EXERCISE INSTRUCTIONS:
Please output every line of the material as it stands, without the pictures.

--- DATA RECORDS ---

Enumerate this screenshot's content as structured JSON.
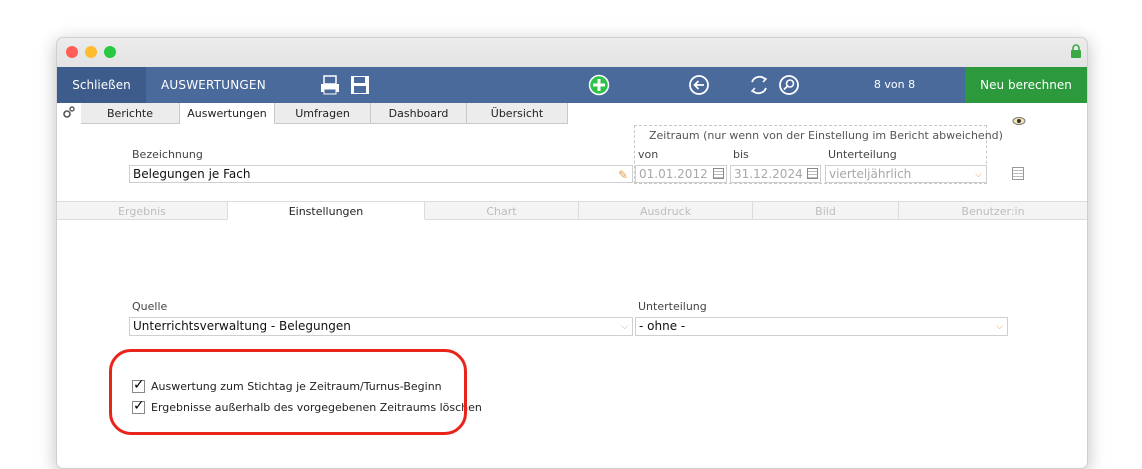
{
  "toolbar": {
    "close_label": "Schließen",
    "title": "AUSWERTUNGEN",
    "counter": "8 von 8",
    "recalc_label": "Neu berechnen"
  },
  "main_tabs": [
    {
      "label": "Berichte"
    },
    {
      "label": "Auswertungen"
    },
    {
      "label": "Umfragen"
    },
    {
      "label": "Dashboard"
    },
    {
      "label": "Übersicht"
    }
  ],
  "header": {
    "bezeichnung_label": "Bezeichnung",
    "bezeichnung_value": "Belegungen je Fach",
    "zeitraum_caption": "Zeitraum (nur wenn von der Einstellung im Bericht abweichend)",
    "von_label": "von",
    "von_value": "01.01.2012",
    "bis_label": "bis",
    "bis_value": "31.12.2024",
    "unterteilung_label": "Unterteilung",
    "unterteilung_value": "vierteljährlich"
  },
  "sub_tabs": [
    {
      "label": "Ergebnis"
    },
    {
      "label": "Einstellungen"
    },
    {
      "label": "Chart"
    },
    {
      "label": "Ausdruck"
    },
    {
      "label": "Bild"
    },
    {
      "label": "Benutzer:in"
    }
  ],
  "settings": {
    "quelle_label": "Quelle",
    "quelle_value": "Unterrichtsverwaltung - Belegungen",
    "unterteilung_label": "Unterteilung",
    "unterteilung_value": "- ohne -",
    "checkboxes": [
      {
        "label": "Auswertung zum Stichtag je Zeitraum/Turnus-Beginn",
        "checked": true
      },
      {
        "label": "Ergebnisse außerhalb des vorgegebenen Zeitraums löschen",
        "checked": true
      }
    ]
  },
  "colors": {
    "toolbar": "#4a6a9c",
    "recalc": "#2c9a3c",
    "highlight": "#e8241b"
  }
}
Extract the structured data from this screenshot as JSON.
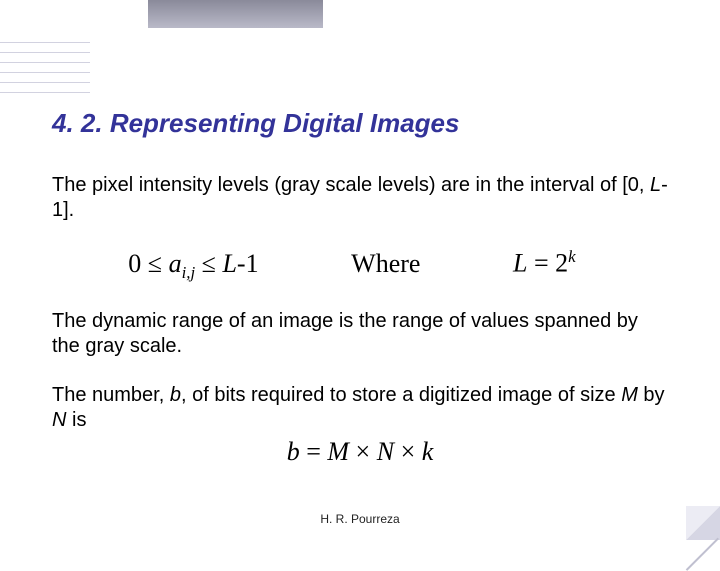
{
  "title": "4. 2. Representing Digital Images",
  "para1_a": "The pixel intensity levels (gray scale levels) are in the interval of [0, ",
  "para1_L": "L",
  "para1_b": "-1].",
  "eq": {
    "zero": "0 ",
    "le1": "≤",
    "a": " a",
    "ij": "i,j",
    "le2": " ≤ ",
    "L": "L",
    "minus1": "-1",
    "where": "Where",
    "L2": "L",
    "eq2": " = 2",
    "k": "k"
  },
  "para2": "The dynamic range of an image is the range of values spanned by the gray scale.",
  "para3_a": "The number, ",
  "para3_b": "b",
  "para3_c": ", of bits required to store a digitized image of size ",
  "para3_M": "M",
  "para3_by": " by ",
  "para3_N": "N",
  "para3_is": " is",
  "eq2line": {
    "b": "b",
    "eq": " = ",
    "M": "M",
    "x1": " × ",
    "N": "N",
    "x2": " × ",
    "k": "k"
  },
  "footer": "H. R. Pourreza"
}
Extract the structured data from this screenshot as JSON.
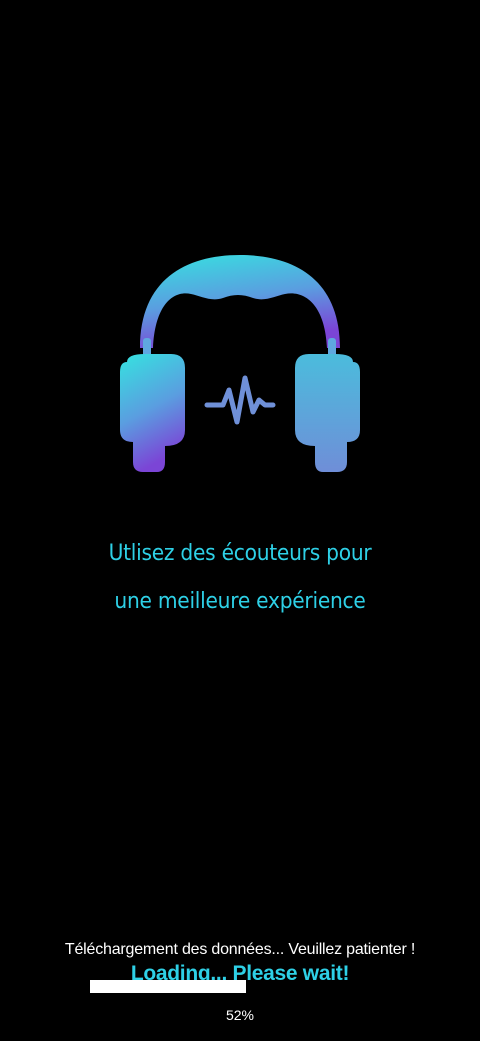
{
  "splash": {
    "logo_icon": "headphones-icon",
    "pulse_icon": "heartbeat-pulse-icon",
    "message_line1": "Utlisez des écouteurs pour",
    "message_line2": "une meilleure expérience",
    "accent_color": "#2ed0e6",
    "gradient_start": "#35e3e0",
    "gradient_end": "#7b45d6"
  },
  "loading": {
    "status_fr": "Téléchargement des données... Veuillez patienter !",
    "status_en": "Loading... Please wait!",
    "progress": 0.52,
    "percent_label": "52%"
  }
}
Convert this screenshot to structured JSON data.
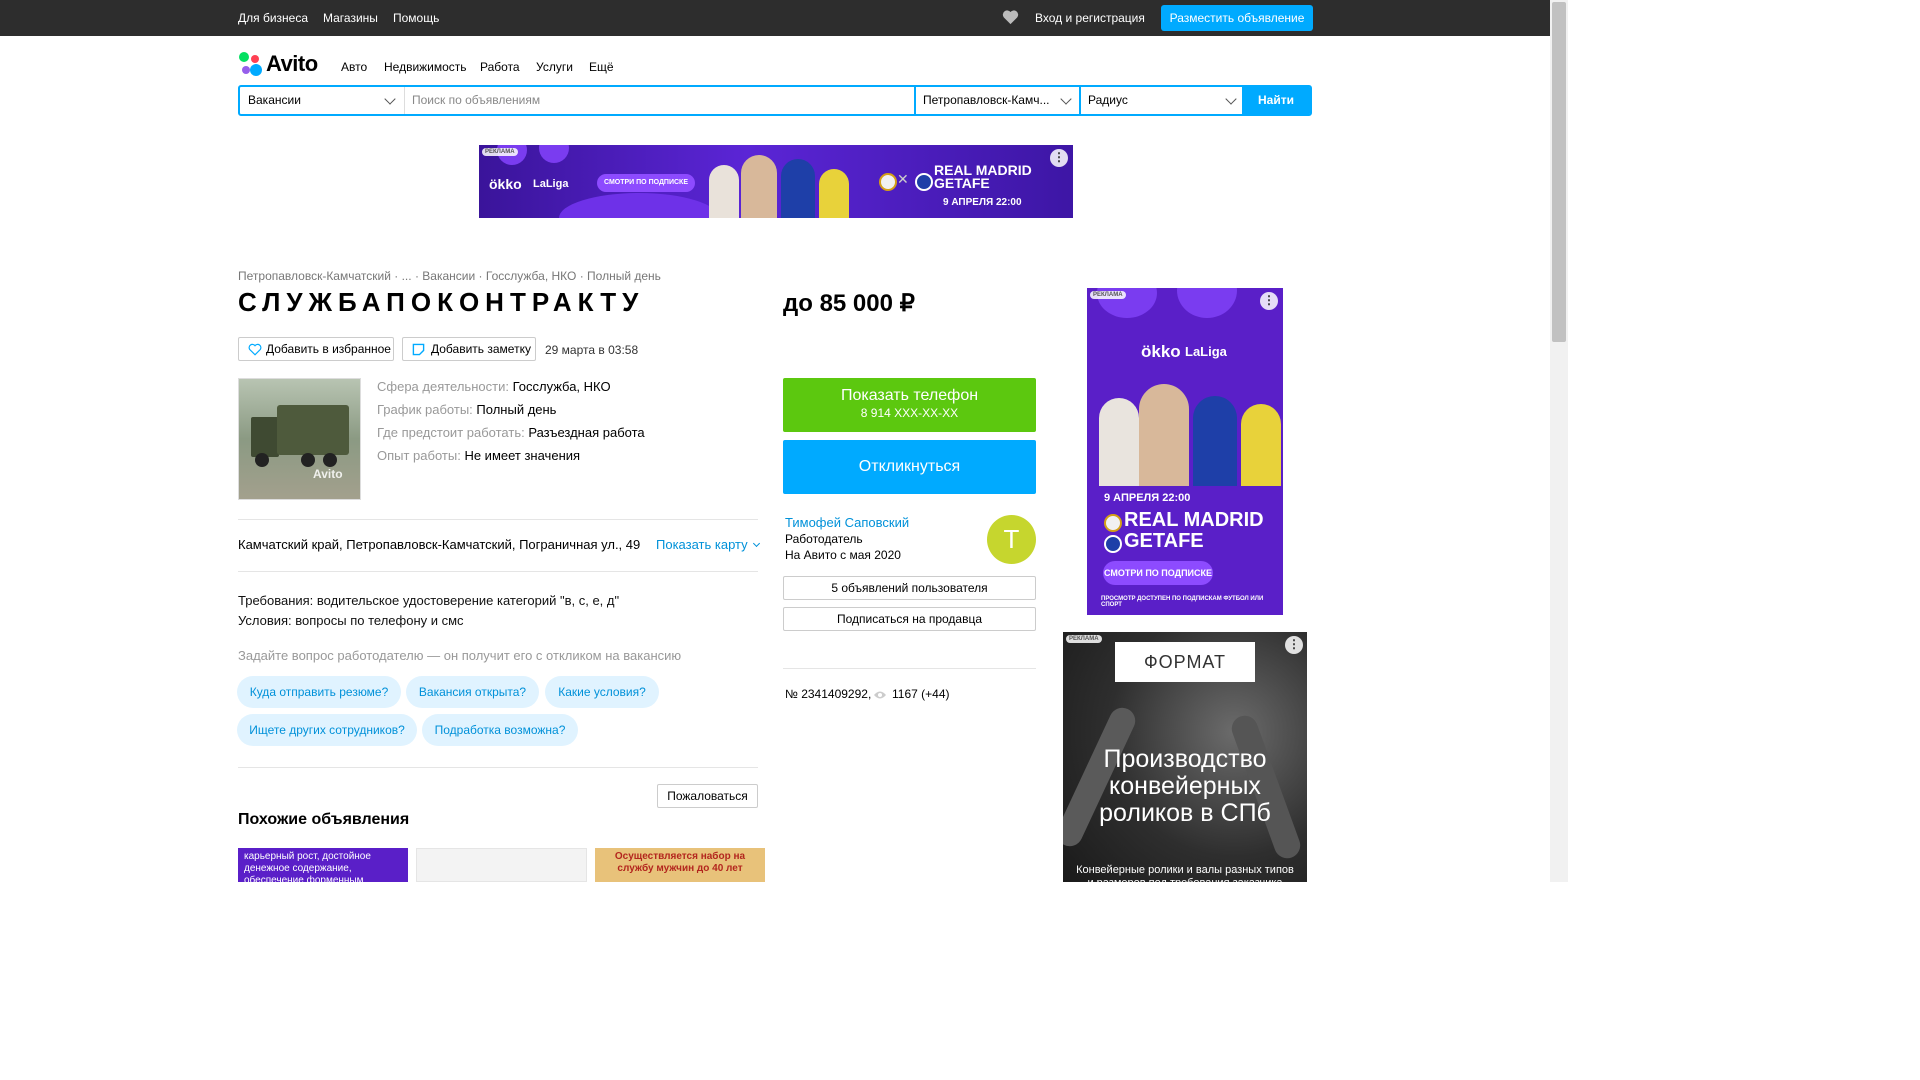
{
  "topbar": {
    "links": [
      "Для бизнеса",
      "Магазины",
      "Помощь"
    ],
    "login": "Вход и регистрация",
    "post_button": "Разместить объявление"
  },
  "logo_text": "Avito",
  "nav": [
    "Авто",
    "Недвижимость",
    "Работа",
    "Услуги",
    "Ещё"
  ],
  "search": {
    "category": "Вакансии",
    "placeholder": "Поиск по объявлениям",
    "city": "Петропавловск-Камч...",
    "radius": "Радиус",
    "button": "Найти"
  },
  "banner_top": {
    "label": "РЕКЛАМА",
    "brand": "ökko",
    "league": "LaLiga",
    "cta": "СМОТРИ ПО ПОДПИСКЕ",
    "team1": "REAL MADRID",
    "team2": "GETAFE",
    "date": "9 АПРЕЛЯ 22:00"
  },
  "breadcrumb": [
    "Петропавловск-Камчатский",
    "...",
    "Вакансии",
    "Госслужба, НКО",
    "Полный день"
  ],
  "listing": {
    "title": "СЛУЖБАПОКОНТРАКТУ",
    "fav_button": "Добавить в избранное",
    "note_button": "Добавить заметку",
    "date": "29 марта в 03:58",
    "photo_watermark": "Avito",
    "props": [
      {
        "k": "Сфера деятельности:",
        "v": "Госслужба, НКО"
      },
      {
        "k": "График работы:",
        "v": "Полный день"
      },
      {
        "k": "Где предстоит работать:",
        "v": "Разъездная работа"
      },
      {
        "k": "Опыт работы:",
        "v": "Не имеет значения"
      }
    ],
    "address": "Камчатский край, Петропавловск-Камчатский, Пограничная ул., 49",
    "show_map": "Показать карту",
    "req": "Требования: водительское удостоверение категорий \"в, с, е, д\"",
    "cond": "Условия: вопросы по телефону и смс",
    "ask_hint": "Задайте вопрос работодателю — он получит его с откликом на вакансию",
    "chips": [
      "Куда отправить резюме?",
      "Вакансия открыта?",
      "Какие условия?",
      "Ищете других сотрудников?",
      "Подработка возможна?"
    ],
    "complain": "Пожаловаться",
    "similar_title": "Похожие объявления",
    "similar_1_text": "карьерный рост, достойное денежное содержание, обеспечение форменным",
    "similar_3_text": "Осуществляется набор на службу мужчин до 40 лет"
  },
  "sidebar": {
    "price": "до 85 000 ₽",
    "phone_button": "Показать телефон",
    "phone_number": "8 914 XXX-XX-XX",
    "respond_button": "Откликнуться",
    "seller_name": "Тимофей Саповский",
    "seller_role": "Работодатель",
    "seller_since": "На Авито с мая 2020",
    "avatar_letter": "Т",
    "ads_button": "5 объявлений пользователя",
    "subscribe_button": "Подписаться на продавца",
    "item_id": "№ 2341409292,",
    "views": "1167 (+44)"
  },
  "ad_side1": {
    "label": "РЕКЛАМА",
    "brand": "ökko",
    "league": "LaLiga",
    "date": "9 АПРЕЛЯ 22:00",
    "team1": "REAL MADRID",
    "team2": "GETAFE",
    "cta": "СМОТРИ ПО ПОДПИСКЕ",
    "footer": "ПРОСМОТР ДОСТУПЕН ПО ПОДПИСКАМ ФУТБОЛ ИЛИ СПОРТ"
  },
  "ad_side2": {
    "label": "РЕКЛАМА",
    "logo": "ФОРМАТ",
    "headline": "Производство конвейерных роликов в СПб",
    "sub": "Конвейерные ролики и валы разных типов и размеров под требования заказчика"
  },
  "colors": {
    "accent": "#00aaff",
    "phone_green": "#5cc80f",
    "avatar": "#c6d62e",
    "ad_purple": "#5a1fc8"
  }
}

---

SOLUTION TO THIS EXERCISE:
Enumerate this screenshot's content as structured JSON.
{
  "toolbar": {
    "close_label": "Schließen",
    "title": "AUSWERTUNGEN",
    "counter": "8 von 8",
    "recalc_label": "Neu berechnen"
  },
  "main_tabs": [
    {
      "label": "Berichte"
    },
    {
      "label": "Auswertungen"
    },
    {
      "label": "Umfragen"
    },
    {
      "label": "Dashboard"
    },
    {
      "label": "Übersicht"
    }
  ],
  "header": {
    "bezeichnung_label": "Bezeichnung",
    "bezeichnung_value": "Belegungen je Fach",
    "zeitraum_caption": "Zeitraum (nur wenn von der Einstellung im Bericht abweichend)",
    "von_label": "von",
    "von_value": "01.01.2012",
    "bis_label": "bis",
    "bis_value": "31.12.2024",
    "unterteilung_label": "Unterteilung",
    "unterteilung_value": "vierteljährlich"
  },
  "sub_tabs": [
    {
      "label": "Ergebnis"
    },
    {
      "label": "Einstellungen"
    },
    {
      "label": "Chart"
    },
    {
      "label": "Ausdruck"
    },
    {
      "label": "Bild"
    },
    {
      "label": "Benutzer:in"
    }
  ],
  "settings": {
    "quelle_label": "Quelle",
    "quelle_value": "Unterrichtsverwaltung - Belegungen",
    "unterteilung_label": "Unterteilung",
    "unterteilung_value": "- ohne -",
    "checkboxes": [
      {
        "label": "Auswertung zum Stichtag je Zeitraum/Turnus-Beginn",
        "checked": true
      },
      {
        "label": "Ergebnisse außerhalb des vorgegebenen Zeitraums löschen",
        "checked": true
      }
    ]
  },
  "colors": {
    "toolbar": "#4a6a9c",
    "recalc": "#2c9a3c",
    "highlight": "#e8241b"
  }
}
Extract the structured data from this screenshot as JSON.
{
  "title": "4. 2. Representing Digital Images",
  "para1_a": "The pixel intensity levels (gray scale levels) are in the interval of [0, ",
  "para1_L": "L",
  "para1_b": "-1].",
  "eq": {
    "zero": "0 ",
    "le1": "≤",
    "a": " a",
    "ij": "i,j",
    "le2": " ≤ ",
    "L": "L",
    "minus1": "-1",
    "where": "Where",
    "L2": "L",
    "eq2": " = 2",
    "k": "k"
  },
  "para2": "The dynamic range of an image is the range of values spanned by the gray scale.",
  "para3_a": "The number, ",
  "para3_b": "b",
  "para3_c": ", of bits required to store a digitized image of size ",
  "para3_M": "M",
  "para3_by": " by ",
  "para3_N": "N",
  "para3_is": " is",
  "eq2line": {
    "b": "b",
    "eq": " = ",
    "M": "M",
    "x1": " × ",
    "N": "N",
    "x2": " × ",
    "k": "k"
  },
  "footer": "H. R. Pourreza"
}
Extract the structured data from this screenshot as JSON.
{
  "splash": {
    "logo_icon": "headphones-icon",
    "pulse_icon": "heartbeat-pulse-icon",
    "message_line1": "Utlisez des écouteurs pour",
    "message_line2": "une meilleure expérience",
    "accent_color": "#2ed0e6",
    "gradient_start": "#35e3e0",
    "gradient_end": "#7b45d6"
  },
  "loading": {
    "status_fr": "Téléchargement des données... Veuillez patienter !",
    "status_en": "Loading... Please wait!",
    "progress": 0.52,
    "percent_label": "52%"
  }
}
Convert this screenshot to structured JSON data.
{
  "topbar": {
    "links": [
      "Для бизнеса",
      "Магазины",
      "Помощь"
    ],
    "login": "Вход и регистрация",
    "post_button": "Разместить объявление"
  },
  "logo_text": "Avito",
  "nav": [
    "Авто",
    "Недвижимость",
    "Работа",
    "Услуги",
    "Ещё"
  ],
  "search": {
    "category": "Вакансии",
    "placeholder": "Поиск по объявлениям",
    "city": "Петропавловск-Камч...",
    "radius": "Радиус",
    "button": "Найти"
  },
  "banner_top": {
    "label": "РЕКЛАМА",
    "brand": "ökko",
    "league": "LaLiga",
    "cta": "СМОТРИ ПО ПОДПИСКЕ",
    "team1": "REAL MADRID",
    "team2": "GETAFE",
    "date": "9 АПРЕЛЯ 22:00"
  },
  "breadcrumb": [
    "Петропавловск-Камчатский",
    "...",
    "Вакансии",
    "Госслужба, НКО",
    "Полный день"
  ],
  "listing": {
    "title": "СЛУЖБАПОКОНТРАКТУ",
    "fav_button": "Добавить в избранное",
    "note_button": "Добавить заметку",
    "date": "29 марта в 03:58",
    "photo_watermark": "Avito",
    "props": [
      {
        "k": "Сфера деятельности:",
        "v": "Госслужба, НКО"
      },
      {
        "k": "График работы:",
        "v": "Полный день"
      },
      {
        "k": "Где предстоит работать:",
        "v": "Разъездная работа"
      },
      {
        "k": "Опыт работы:",
        "v": "Не имеет значения"
      }
    ],
    "address": "Камчатский край, Петропавловск-Камчатский, Пограничная ул., 49",
    "show_map": "Показать карту",
    "req": "Требования: водительское удостоверение категорий \"в, с, е, д\"",
    "cond": "Условия: вопросы по телефону и смс",
    "ask_hint": "Задайте вопрос работодателю — он получит его с откликом на вакансию",
    "chips": [
      "Куда отправить резюме?",
      "Вакансия открыта?",
      "Какие условия?",
      "Ищете других сотрудников?",
      "Подработка возможна?"
    ],
    "complain": "Пожаловаться",
    "similar_title": "Похожие объявления",
    "similar_1_text": "карьерный рост, достойное денежное содержание, обеспечение форменным",
    "similar_3_text": "Осуществляется набор на службу мужчин до 40 лет"
  },
  "sidebar": {
    "price": "до 85 000 ₽",
    "phone_button": "Показать телефон",
    "phone_number": "8 914 XXX-XX-XX",
    "respond_button": "Откликнуться",
    "seller_name": "Тимофей Саповский",
    "seller_role": "Работодатель",
    "seller_since": "На Авито с мая 2020",
    "avatar_letter": "Т",
    "ads_button": "5 объявлений пользователя",
    "subscribe_button": "Подписаться на продавца",
    "item_id": "№ 2341409292,",
    "views": "1167 (+44)"
  },
  "ad_side1": {
    "label": "РЕКЛАМА",
    "brand": "ökko",
    "league": "LaLiga",
    "date": "9 АПРЕЛЯ 22:00",
    "team1": "REAL MADRID",
    "team2": "GETAFE",
    "cta": "СМОТРИ ПО ПОДПИСКЕ",
    "footer": "ПРОСМОТР ДОСТУПЕН ПО ПОДПИСКАМ ФУТБОЛ ИЛИ СПОРТ"
  },
  "ad_side2": {
    "label": "РЕКЛАМА",
    "logo": "ФОРМАТ",
    "headline": "Производство конвейерных роликов в СПб",
    "sub": "Конвейерные ролики и валы разных типов и размеров под требования заказчика"
  },
  "colors": {
    "accent": "#00aaff",
    "phone_green": "#5cc80f",
    "avatar": "#c6d62e",
    "ad_purple": "#5a1fc8"
  }
}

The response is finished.